⟨

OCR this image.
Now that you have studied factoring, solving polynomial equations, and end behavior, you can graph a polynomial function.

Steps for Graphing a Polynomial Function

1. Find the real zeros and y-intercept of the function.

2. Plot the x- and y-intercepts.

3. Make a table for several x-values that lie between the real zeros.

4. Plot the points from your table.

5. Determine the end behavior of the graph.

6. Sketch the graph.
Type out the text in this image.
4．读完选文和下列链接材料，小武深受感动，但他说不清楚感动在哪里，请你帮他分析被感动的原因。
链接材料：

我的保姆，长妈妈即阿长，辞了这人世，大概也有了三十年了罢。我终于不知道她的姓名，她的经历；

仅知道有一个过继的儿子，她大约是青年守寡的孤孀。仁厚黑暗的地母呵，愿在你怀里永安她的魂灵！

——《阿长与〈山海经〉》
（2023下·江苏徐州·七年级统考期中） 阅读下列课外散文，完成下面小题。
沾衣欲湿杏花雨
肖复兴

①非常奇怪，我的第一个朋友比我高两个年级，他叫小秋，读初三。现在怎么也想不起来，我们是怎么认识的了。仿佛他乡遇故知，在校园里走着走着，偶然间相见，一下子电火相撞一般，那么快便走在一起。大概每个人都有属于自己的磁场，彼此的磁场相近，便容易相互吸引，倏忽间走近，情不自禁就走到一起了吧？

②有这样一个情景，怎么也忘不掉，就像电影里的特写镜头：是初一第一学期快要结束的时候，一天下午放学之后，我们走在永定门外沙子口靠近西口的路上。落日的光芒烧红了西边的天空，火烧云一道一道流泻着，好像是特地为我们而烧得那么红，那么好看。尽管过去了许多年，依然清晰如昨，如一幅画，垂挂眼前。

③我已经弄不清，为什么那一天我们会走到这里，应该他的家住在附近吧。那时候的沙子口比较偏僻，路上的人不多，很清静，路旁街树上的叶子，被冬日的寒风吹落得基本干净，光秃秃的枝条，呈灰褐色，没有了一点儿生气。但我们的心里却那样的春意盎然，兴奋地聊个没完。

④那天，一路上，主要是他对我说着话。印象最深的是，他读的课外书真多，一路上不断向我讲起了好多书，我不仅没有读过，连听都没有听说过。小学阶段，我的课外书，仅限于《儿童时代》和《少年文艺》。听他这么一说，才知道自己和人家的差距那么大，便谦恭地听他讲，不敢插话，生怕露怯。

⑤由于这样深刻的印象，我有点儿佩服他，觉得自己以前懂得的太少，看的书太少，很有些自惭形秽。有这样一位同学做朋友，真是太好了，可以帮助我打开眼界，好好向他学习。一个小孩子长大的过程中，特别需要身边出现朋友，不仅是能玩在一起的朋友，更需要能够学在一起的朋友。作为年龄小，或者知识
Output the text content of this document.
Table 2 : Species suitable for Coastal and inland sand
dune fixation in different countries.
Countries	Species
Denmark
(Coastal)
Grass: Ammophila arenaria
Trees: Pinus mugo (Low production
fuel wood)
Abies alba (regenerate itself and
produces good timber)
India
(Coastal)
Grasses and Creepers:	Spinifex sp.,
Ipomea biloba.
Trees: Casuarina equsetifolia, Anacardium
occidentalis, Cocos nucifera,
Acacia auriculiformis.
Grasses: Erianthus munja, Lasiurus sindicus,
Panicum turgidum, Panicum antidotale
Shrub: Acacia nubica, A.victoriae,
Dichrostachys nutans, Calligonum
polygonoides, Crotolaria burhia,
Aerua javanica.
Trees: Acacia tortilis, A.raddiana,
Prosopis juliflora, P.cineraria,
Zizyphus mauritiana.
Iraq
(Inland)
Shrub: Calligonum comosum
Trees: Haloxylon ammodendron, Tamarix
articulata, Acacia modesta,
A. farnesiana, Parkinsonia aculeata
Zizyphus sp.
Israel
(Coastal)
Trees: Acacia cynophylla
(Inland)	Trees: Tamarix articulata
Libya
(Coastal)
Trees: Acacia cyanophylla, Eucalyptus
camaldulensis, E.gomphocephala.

⟩

> Work instructions
Repeat the entries exactly, all of them.

> Answer to the task
OCR this image.
Now that you have studied factoring, solving polynomial equations, and end behavior, you can graph a polynomial function.

Steps for Graphing a Polynomial Function

1. Find the real zeros and y-intercept of the function.

2. Plot the x- and y-intercepts.

3. Make a table for several x-values that lie between the real zeros.

4. Plot the points from your table.

5. Determine the end behavior of the graph.

6. Sketch the graph.
Type out the text in this image.
4．读完选文和下列链接材料，小武深受感动，但他说不清楚感动在哪里，请你帮他分析被感动的原因。
链接材料：

我的保姆，长妈妈即阿长，辞了这人世，大概也有了三十年了罢。我终于不知道她的姓名，她的经历；

仅知道有一个过继的儿子，她大约是青年守寡的孤孀。仁厚黑暗的地母呵，愿在你怀里永安她的魂灵！

——《阿长与〈山海经〉》
（2023下·江苏徐州·七年级统考期中） 阅读下列课外散文，完成下面小题。
沾衣欲湿杏花雨
肖复兴

①非常奇怪，我的第一个朋友比我高两个年级，他叫小秋，读初三。现在怎么也想不起来，我们是怎么认识的了。仿佛他乡遇故知，在校园里走着走着，偶然间相见，一下子电火相撞一般，那么快便走在一起。大概每个人都有属于自己的磁场，彼此的磁场相近，便容易相互吸引，倏忽间走近，情不自禁就走到一起了吧？

②有这样一个情景，怎么也忘不掉，就像电影里的特写镜头：是初一第一学期快要结束的时候，一天下午放学之后，我们走在永定门外沙子口靠近西口的路上。落日的光芒烧红了西边的天空，火烧云一道一道流泻着，好像是特地为我们而烧得那么红，那么好看。尽管过去了许多年，依然清晰如昨，如一幅画，垂挂眼前。

③我已经弄不清，为什么那一天我们会走到这里，应该他的家住在附近吧。那时候的沙子口比较偏僻，路上的人不多，很清静，路旁街树上的叶子，被冬日的寒风吹落得基本干净，光秃秃的枝条，呈灰褐色，没有了一点儿生气。但我们的心里却那样的春意盎然，兴奋地聊个没完。

④那天，一路上，主要是他对我说着话。印象最深的是，他读的课外书真多，一路上不断向我讲起了好多书，我不仅没有读过，连听都没有听说过。小学阶段，我的课外书，仅限于《儿童时代》和《少年文艺》。听他这么一说，才知道自己和人家的差距那么大，便谦恭地听他讲，不敢插话，生怕露怯。

⑤由于这样深刻的印象，我有点儿佩服他，觉得自己以前懂得的太少，看的书太少，很有些自惭形秽。有这样一位同学做朋友，真是太好了，可以帮助我打开眼界，好好向他学习。一个小孩子长大的过程中，特别需要身边出现朋友，不仅是能玩在一起的朋友，更需要能够学在一起的朋友。作为年龄小，或者知识
Output the text content of this document.
Table 2 : Species suitable for Coastal and inland sand
dune fixation in different countries.
Countries	Species
Denmark
(Coastal)
Grass: Ammophila arenaria
Trees: Pinus mugo (Low production
fuel wood)
Abies alba (regenerate itself and
produces good timber)
India
(Coastal)
Grasses and Creepers:	Spinifex sp.,
Ipomea biloba.
Trees: Casuarina equsetifolia, Anacardium
occidentalis, Cocos nucifera,
Acacia auriculiformis.
Grasses: Erianthus munja, Lasiurus sindicus,
Panicum turgidum, Panicum antidotale
Shrub: Acacia nubica, A.victoriae,
Dichrostachys nutans, Calligonum
polygonoides, Crotolaria burhia,
Aerua javanica.
Trees: Acacia tortilis, A.raddiana,
Prosopis juliflora, P.cineraria,
Zizyphus mauritiana.
Iraq
(Inland)
Shrub: Calligonum comosum
Trees: Haloxylon ammodendron, Tamarix
articulata, Acacia modesta,
A. farnesiana, Parkinsonia aculeata
Zizyphus sp.
Israel
(Coastal)
Trees: Acacia cynophylla
(Inland)	Trees: Tamarix articulata
Libya
(Coastal)
Trees: Acacia cyanophylla, Eucalyptus
camaldulensis, E.gomphocephala.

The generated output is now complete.